Data items
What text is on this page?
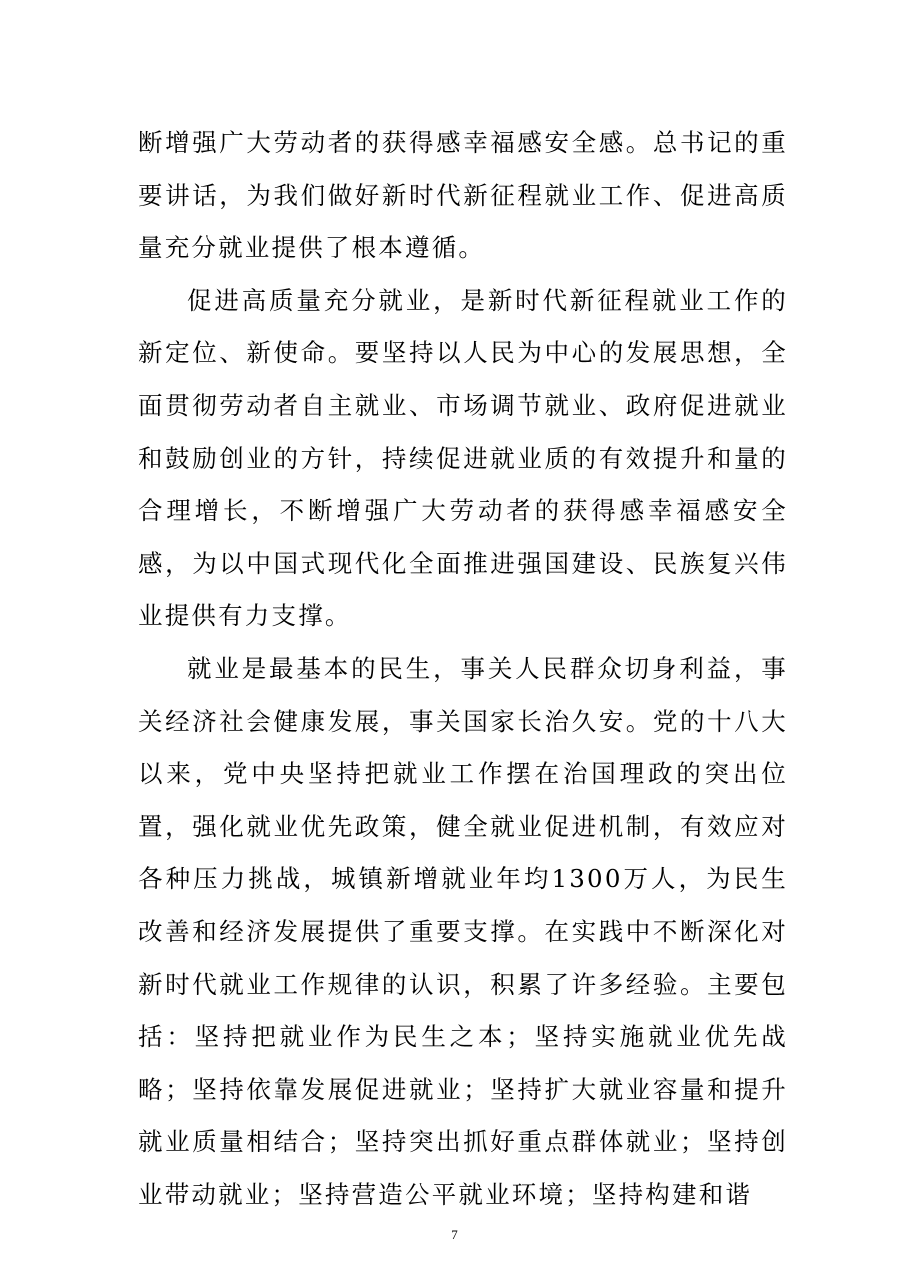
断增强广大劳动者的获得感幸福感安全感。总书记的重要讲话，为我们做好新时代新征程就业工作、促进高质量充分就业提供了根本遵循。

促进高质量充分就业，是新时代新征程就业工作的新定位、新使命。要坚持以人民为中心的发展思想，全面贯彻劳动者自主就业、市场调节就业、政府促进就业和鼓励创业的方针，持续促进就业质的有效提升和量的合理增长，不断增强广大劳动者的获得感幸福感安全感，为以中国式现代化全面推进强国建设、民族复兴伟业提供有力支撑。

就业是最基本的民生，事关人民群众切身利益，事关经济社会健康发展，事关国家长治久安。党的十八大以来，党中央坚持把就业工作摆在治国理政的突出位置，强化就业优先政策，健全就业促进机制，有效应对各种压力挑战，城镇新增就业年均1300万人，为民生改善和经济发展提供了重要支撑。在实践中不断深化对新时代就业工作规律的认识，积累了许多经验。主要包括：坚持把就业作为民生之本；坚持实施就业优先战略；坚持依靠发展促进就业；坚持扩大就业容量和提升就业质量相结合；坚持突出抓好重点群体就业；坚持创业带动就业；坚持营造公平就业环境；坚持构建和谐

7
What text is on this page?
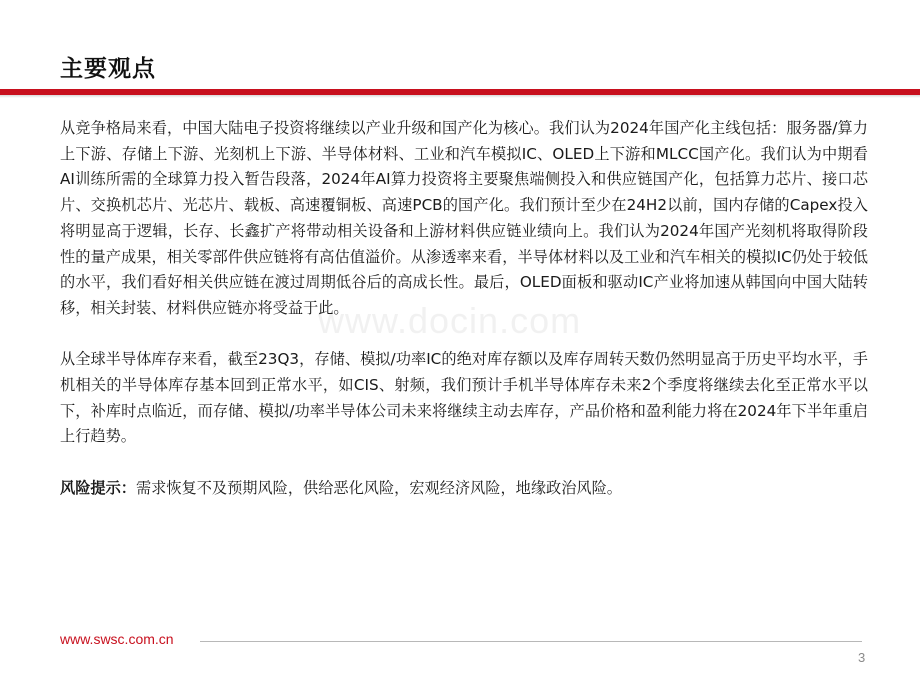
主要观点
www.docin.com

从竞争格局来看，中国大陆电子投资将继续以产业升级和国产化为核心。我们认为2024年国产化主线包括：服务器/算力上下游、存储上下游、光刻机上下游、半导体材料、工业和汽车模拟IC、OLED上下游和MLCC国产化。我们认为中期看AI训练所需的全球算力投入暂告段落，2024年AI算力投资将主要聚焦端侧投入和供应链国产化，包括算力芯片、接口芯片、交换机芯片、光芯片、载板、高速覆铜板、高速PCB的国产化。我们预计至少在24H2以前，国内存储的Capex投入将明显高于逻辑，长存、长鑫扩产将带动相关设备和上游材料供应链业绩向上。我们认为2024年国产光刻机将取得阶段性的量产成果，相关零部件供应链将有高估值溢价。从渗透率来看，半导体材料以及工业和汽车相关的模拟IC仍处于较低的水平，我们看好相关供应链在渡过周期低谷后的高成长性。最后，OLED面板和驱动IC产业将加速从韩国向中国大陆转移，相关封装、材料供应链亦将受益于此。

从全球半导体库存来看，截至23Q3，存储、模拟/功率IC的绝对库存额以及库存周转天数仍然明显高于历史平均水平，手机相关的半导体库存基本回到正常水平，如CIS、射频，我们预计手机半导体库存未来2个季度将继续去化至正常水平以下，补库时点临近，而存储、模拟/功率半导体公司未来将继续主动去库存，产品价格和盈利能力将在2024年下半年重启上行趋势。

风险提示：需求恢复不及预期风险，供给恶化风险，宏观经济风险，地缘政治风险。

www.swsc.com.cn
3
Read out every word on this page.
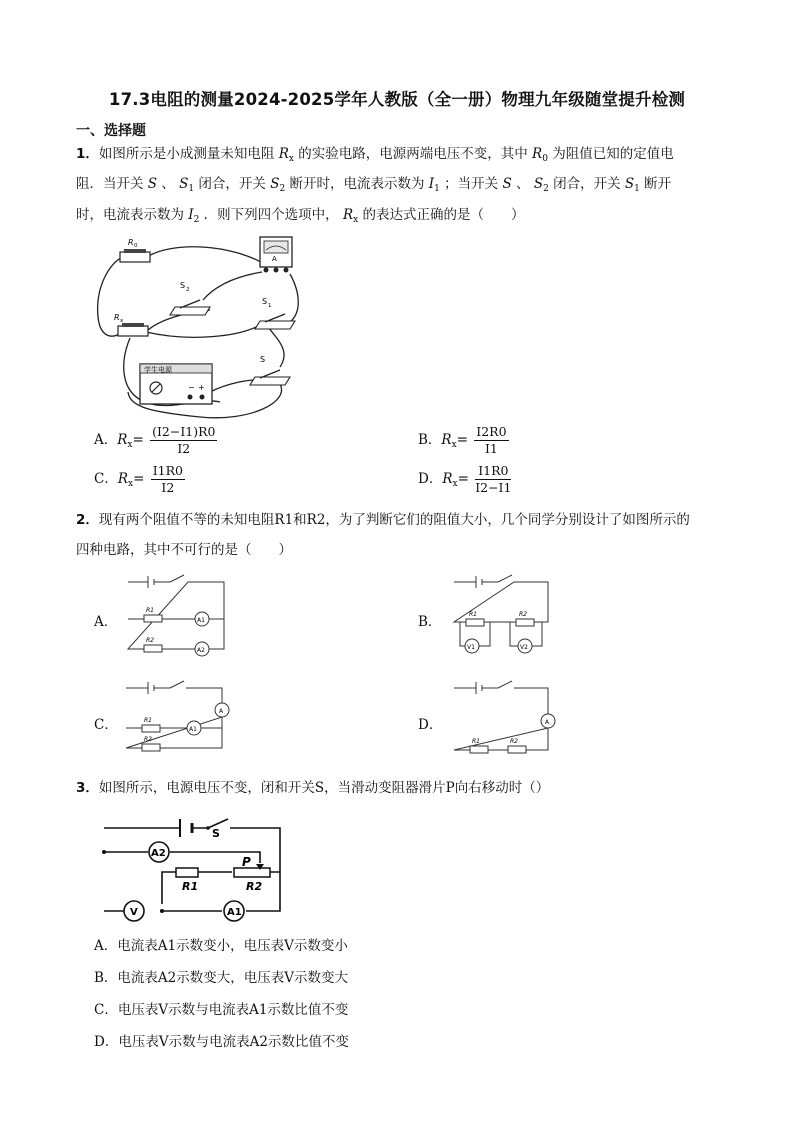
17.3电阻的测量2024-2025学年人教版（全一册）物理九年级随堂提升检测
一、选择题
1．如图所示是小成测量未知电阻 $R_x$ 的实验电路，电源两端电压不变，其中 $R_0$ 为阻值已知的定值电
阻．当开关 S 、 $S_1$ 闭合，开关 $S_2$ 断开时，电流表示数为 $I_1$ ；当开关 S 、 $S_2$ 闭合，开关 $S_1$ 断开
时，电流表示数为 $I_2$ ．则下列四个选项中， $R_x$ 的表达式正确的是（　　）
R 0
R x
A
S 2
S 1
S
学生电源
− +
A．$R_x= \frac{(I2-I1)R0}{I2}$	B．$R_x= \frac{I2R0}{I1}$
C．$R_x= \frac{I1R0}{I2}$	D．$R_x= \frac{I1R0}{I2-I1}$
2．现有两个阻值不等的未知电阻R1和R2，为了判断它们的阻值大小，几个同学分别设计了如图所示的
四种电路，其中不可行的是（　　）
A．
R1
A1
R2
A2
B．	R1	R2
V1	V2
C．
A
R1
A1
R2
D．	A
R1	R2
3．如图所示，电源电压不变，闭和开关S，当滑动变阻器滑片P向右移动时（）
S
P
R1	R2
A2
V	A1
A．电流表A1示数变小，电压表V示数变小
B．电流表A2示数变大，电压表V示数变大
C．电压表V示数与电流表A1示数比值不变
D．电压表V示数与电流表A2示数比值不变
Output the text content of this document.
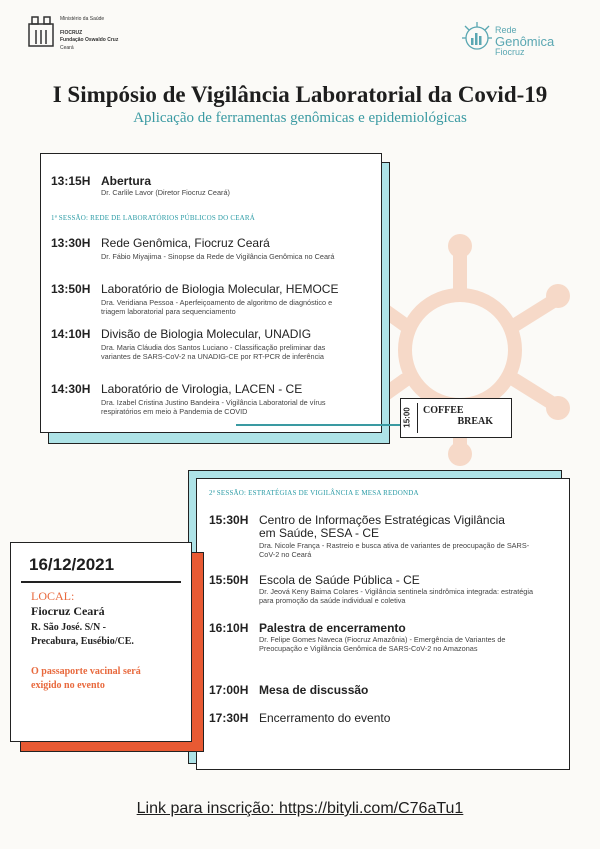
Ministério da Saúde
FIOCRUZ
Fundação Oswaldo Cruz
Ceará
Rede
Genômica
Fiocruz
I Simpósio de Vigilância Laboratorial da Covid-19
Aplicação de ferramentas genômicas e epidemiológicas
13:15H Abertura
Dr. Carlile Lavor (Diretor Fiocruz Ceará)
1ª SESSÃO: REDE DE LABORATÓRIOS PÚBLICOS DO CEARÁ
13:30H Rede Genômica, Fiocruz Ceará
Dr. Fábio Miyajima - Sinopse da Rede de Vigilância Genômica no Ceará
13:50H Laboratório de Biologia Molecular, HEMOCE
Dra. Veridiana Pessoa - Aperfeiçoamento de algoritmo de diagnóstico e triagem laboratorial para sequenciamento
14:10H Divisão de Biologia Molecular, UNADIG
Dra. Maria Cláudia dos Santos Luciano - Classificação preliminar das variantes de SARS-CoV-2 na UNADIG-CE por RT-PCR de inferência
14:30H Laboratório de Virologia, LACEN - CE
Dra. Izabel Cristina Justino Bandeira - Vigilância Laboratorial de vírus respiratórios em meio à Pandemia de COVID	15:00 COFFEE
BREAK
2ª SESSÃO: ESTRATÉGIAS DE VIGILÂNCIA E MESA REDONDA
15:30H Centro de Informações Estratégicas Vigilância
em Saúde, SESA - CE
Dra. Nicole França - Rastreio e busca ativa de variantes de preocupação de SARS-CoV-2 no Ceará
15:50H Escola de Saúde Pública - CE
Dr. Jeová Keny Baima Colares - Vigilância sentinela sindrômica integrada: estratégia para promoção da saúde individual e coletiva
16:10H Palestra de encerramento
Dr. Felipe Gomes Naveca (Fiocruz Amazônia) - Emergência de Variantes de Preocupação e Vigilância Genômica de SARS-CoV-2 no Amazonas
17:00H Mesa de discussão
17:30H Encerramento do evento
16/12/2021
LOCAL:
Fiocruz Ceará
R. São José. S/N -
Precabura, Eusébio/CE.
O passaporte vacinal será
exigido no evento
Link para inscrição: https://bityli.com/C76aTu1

WHAT IS ASKED >> Every entry must be transcribed exactly. Pictures do not belong in the copy.

WRITTEN REPLY >>
What text is on this page?
断增强广大劳动者的获得感幸福感安全感。总书记的重要讲话，为我们做好新时代新征程就业工作、促进高质量充分就业提供了根本遵循。

促进高质量充分就业，是新时代新征程就业工作的新定位、新使命。要坚持以人民为中心的发展思想，全面贯彻劳动者自主就业、市场调节就业、政府促进就业和鼓励创业的方针，持续促进就业质的有效提升和量的合理增长，不断增强广大劳动者的获得感幸福感安全感，为以中国式现代化全面推进强国建设、民族复兴伟业提供有力支撑。

就业是最基本的民生，事关人民群众切身利益，事关经济社会健康发展，事关国家长治久安。党的十八大以来，党中央坚持把就业工作摆在治国理政的突出位置，强化就业优先政策，健全就业促进机制，有效应对各种压力挑战，城镇新增就业年均1300万人，为民生改善和经济发展提供了重要支撑。在实践中不断深化对新时代就业工作规律的认识，积累了许多经验。主要包括：坚持把就业作为民生之本；坚持实施就业优先战略；坚持依靠发展促进就业；坚持扩大就业容量和提升就业质量相结合；坚持突出抓好重点群体就业；坚持创业带动就业；坚持营造公平就业环境；坚持构建和谐

7
What text is on this page?
主要观点
www.docin.com

从竞争格局来看，中国大陆电子投资将继续以产业升级和国产化为核心。我们认为2024年国产化主线包括：服务器/算力上下游、存储上下游、光刻机上下游、半导体材料、工业和汽车模拟IC、OLED上下游和MLCC国产化。我们认为中期看AI训练所需的全球算力投入暂告段落，2024年AI算力投资将主要聚焦端侧投入和供应链国产化，包括算力芯片、接口芯片、交换机芯片、光芯片、载板、高速覆铜板、高速PCB的国产化。我们预计至少在24H2以前，国内存储的Capex投入将明显高于逻辑，长存、长鑫扩产将带动相关设备和上游材料供应链业绩向上。我们认为2024年国产光刻机将取得阶段性的量产成果，相关零部件供应链将有高估值溢价。从渗透率来看，半导体材料以及工业和汽车相关的模拟IC仍处于较低的水平，我们看好相关供应链在渡过周期低谷后的高成长性。最后，OLED面板和驱动IC产业将加速从韩国向中国大陆转移，相关封装、材料供应链亦将受益于此。

从全球半导体库存来看，截至23Q3，存储、模拟/功率IC的绝对库存额以及库存周转天数仍然明显高于历史平均水平，手机相关的半导体库存基本回到正常水平，如CIS、射频，我们预计手机半导体库存未来2个季度将继续去化至正常水平以下，补库时点临近，而存储、模拟/功率半导体公司未来将继续主动去库存，产品价格和盈利能力将在2024年下半年重启上行趋势。

风险提示：需求恢复不及预期风险，供给恶化风险，宏观经济风险，地缘政治风险。

www.swsc.com.cn
3
Read out every word on this page.
17.3电阻的测量2024-2025学年人教版（全一册）物理九年级随堂提升检测
一、选择题
1．如图所示是小成测量未知电阻 $R_x$ 的实验电路，电源两端电压不变，其中 $R_0$ 为阻值已知的定值电
阻．当开关 S 、 $S_1$ 闭合，开关 $S_2$ 断开时，电流表示数为 $I_1$ ；当开关 S 、 $S_2$ 闭合，开关 $S_1$ 断开
时，电流表示数为 $I_2$ ．则下列四个选项中， $R_x$ 的表达式正确的是（　　）
R 0
R x
A
S 2
S 1
S
学生电源
− +
A．$R_x= \frac{(I2-I1)R0}{I2}$	B．$R_x= \frac{I2R0}{I1}$
C．$R_x= \frac{I1R0}{I2}$	D．$R_x= \frac{I1R0}{I2-I1}$
2．现有两个阻值不等的未知电阻R1和R2，为了判断它们的阻值大小，几个同学分别设计了如图所示的
四种电路，其中不可行的是（　　）
A．
R1
A1
R2
A2
B．	R1	R2
V1	V2
C．
A
R1
A1
R2
D．	A
R1	R2
3．如图所示，电源电压不变，闭和开关S，当滑动变阻器滑片P向右移动时（）
S
P
R1	R2
A2
V	A1
A．电流表A1示数变小，电压表V示数变小
B．电流表A2示数变大，电压表V示数变大
C．电压表V示数与电流表A1示数比值不变
D．电压表V示数与电流表A2示数比值不变
Output the text content of this document.
Ministério da Saúde
FIOCRUZ
Fundação Oswaldo Cruz
Ceará
Rede
Genômica
Fiocruz
I Simpósio de Vigilância Laboratorial da Covid-19
Aplicação de ferramentas genômicas e epidemiológicas
13:15H Abertura
Dr. Carlile Lavor (Diretor Fiocruz Ceará)
1ª SESSÃO: REDE DE LABORATÓRIOS PÚBLICOS DO CEARÁ
13:30H Rede Genômica, Fiocruz Ceará
Dr. Fábio Miyajima - Sinopse da Rede de Vigilância Genômica no Ceará
13:50H Laboratório de Biologia Molecular, HEMOCE
Dra. Veridiana Pessoa - Aperfeiçoamento de algoritmo de diagnóstico e triagem laboratorial para sequenciamento
14:10H Divisão de Biologia Molecular, UNADIG
Dra. Maria Cláudia dos Santos Luciano - Classificação preliminar das variantes de SARS-CoV-2 na UNADIG-CE por RT-PCR de inferência
14:30H Laboratório de Virologia, LACEN - CE
Dra. Izabel Cristina Justino Bandeira - Vigilância Laboratorial de vírus respiratórios em meio à Pandemia de COVID	15:00 COFFEE
BREAK
2ª SESSÃO: ESTRATÉGIAS DE VIGILÂNCIA E MESA REDONDA
15:30H Centro de Informações Estratégicas Vigilância
em Saúde, SESA - CE
Dra. Nicole França - Rastreio e busca ativa de variantes de preocupação de SARS-CoV-2 no Ceará
15:50H Escola de Saúde Pública - CE
Dr. Jeová Keny Baima Colares - Vigilância sentinela sindrômica integrada: estratégia para promoção da saúde individual e coletiva
16:10H Palestra de encerramento
Dr. Felipe Gomes Naveca (Fiocruz Amazônia) - Emergência de Variantes de Preocupação e Vigilância Genômica de SARS-CoV-2 no Amazonas
17:00H Mesa de discussão
17:30H Encerramento do evento
16/12/2021
LOCAL:
Fiocruz Ceará
R. São José. S/N -
Precabura, Eusébio/CE.
O passaporte vacinal será
exigido no evento
Link para inscrição: https://bityli.com/C76aTu1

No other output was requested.